Figure dataset records:
━━━━

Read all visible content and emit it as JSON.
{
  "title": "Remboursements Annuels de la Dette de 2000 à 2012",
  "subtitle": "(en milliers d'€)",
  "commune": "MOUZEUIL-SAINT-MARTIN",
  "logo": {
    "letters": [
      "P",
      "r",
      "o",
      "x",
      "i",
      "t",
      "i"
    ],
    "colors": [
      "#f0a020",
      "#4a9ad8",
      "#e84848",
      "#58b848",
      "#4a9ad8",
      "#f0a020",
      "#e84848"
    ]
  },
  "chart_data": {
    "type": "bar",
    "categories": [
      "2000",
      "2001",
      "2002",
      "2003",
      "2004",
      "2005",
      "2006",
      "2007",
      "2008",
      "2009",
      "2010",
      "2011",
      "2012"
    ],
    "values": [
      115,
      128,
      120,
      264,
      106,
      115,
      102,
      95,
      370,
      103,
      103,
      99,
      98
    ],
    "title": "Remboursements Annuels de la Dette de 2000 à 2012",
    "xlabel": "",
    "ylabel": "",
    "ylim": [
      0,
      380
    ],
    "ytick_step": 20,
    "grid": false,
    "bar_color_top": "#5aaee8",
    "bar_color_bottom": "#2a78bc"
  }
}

━━━━

Job:
Show every line from the entries above in which the word "Annuels" appears.

Full output:
  "title": "Remboursements Annuels de la Dette de 2000 à 2012",
    "title": "Remboursements Annuels de la Dette de 2000 à 2012",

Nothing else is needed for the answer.